- Problem to work on -
Wherever the word "Dollar" turns up in a line of the entries, copy that line.

■ ■ ■

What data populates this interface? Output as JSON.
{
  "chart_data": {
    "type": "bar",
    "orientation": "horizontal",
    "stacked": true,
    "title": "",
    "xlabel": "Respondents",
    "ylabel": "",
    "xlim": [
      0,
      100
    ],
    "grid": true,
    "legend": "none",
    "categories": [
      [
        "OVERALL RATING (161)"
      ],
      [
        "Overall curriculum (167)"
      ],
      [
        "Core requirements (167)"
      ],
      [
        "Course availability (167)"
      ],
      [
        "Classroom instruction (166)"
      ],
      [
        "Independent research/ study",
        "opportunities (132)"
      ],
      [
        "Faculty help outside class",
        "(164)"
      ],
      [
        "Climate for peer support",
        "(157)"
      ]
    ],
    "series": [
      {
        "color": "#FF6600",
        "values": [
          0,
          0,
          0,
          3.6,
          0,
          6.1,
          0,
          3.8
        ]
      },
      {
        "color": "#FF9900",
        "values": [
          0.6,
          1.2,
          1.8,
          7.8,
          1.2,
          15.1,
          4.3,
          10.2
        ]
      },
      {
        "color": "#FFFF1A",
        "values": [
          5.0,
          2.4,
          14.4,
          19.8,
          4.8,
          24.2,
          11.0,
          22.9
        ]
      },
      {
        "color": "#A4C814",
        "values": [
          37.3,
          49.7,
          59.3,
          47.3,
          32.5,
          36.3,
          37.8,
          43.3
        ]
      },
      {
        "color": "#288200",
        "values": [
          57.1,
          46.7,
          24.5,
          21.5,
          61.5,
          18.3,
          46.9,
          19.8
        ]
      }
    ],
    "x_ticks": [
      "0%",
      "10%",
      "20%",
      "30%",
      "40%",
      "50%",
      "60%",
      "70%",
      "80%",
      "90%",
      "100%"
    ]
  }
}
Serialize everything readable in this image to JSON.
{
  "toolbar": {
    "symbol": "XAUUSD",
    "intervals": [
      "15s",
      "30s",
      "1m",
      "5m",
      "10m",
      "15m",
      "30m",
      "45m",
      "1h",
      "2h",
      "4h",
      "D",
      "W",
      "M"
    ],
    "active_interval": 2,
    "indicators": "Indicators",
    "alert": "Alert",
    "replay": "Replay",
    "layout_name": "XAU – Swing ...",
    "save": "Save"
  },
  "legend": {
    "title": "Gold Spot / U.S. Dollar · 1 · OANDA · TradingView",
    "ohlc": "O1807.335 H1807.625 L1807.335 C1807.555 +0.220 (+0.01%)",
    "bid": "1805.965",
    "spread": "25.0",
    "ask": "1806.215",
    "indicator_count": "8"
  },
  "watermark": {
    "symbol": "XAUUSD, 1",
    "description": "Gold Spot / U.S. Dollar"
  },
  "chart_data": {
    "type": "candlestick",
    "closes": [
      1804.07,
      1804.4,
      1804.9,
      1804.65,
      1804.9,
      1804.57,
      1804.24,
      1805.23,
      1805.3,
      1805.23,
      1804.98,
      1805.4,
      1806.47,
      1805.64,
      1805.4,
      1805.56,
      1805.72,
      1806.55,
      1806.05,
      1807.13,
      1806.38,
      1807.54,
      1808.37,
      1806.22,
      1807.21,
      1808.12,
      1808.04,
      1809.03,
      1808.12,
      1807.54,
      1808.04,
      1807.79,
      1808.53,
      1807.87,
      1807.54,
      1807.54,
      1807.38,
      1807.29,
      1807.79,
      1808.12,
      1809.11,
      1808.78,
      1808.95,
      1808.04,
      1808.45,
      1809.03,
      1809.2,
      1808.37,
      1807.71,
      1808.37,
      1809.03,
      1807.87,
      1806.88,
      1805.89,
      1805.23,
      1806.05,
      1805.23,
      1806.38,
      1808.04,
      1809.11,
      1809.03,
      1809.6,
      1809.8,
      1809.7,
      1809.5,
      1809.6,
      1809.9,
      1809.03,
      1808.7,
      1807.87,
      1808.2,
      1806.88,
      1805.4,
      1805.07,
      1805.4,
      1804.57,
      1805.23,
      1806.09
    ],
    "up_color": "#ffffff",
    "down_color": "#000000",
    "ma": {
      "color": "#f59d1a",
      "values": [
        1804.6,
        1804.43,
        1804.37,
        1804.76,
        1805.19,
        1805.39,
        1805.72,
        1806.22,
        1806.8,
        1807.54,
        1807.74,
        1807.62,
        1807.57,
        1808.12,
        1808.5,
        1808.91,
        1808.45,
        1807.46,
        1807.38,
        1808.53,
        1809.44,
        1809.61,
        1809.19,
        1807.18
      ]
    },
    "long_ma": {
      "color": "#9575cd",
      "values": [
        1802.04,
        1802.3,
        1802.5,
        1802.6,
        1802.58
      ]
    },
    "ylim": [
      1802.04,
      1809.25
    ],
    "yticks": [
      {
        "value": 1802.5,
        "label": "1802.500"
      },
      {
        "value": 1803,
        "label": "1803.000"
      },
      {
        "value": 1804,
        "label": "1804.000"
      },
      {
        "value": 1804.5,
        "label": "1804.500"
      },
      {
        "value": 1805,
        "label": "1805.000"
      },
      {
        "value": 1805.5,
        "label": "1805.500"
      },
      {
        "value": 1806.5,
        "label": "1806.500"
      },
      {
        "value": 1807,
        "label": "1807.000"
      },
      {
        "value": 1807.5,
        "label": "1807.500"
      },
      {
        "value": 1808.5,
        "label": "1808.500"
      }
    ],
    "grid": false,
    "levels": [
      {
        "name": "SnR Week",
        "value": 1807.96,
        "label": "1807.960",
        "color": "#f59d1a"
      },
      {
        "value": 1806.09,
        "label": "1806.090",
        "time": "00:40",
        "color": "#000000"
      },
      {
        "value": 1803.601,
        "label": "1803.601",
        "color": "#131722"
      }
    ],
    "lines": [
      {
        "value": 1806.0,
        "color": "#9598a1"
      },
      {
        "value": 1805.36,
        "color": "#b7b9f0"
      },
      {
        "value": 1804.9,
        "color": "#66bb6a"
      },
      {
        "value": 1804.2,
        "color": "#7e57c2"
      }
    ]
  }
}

■ ■ ■

- Exercise response -
    "title": "Gold Spot / U.S. Dollar · 1 · OANDA · TradingView",
    "description": "Gold Spot / U.S. Dollar"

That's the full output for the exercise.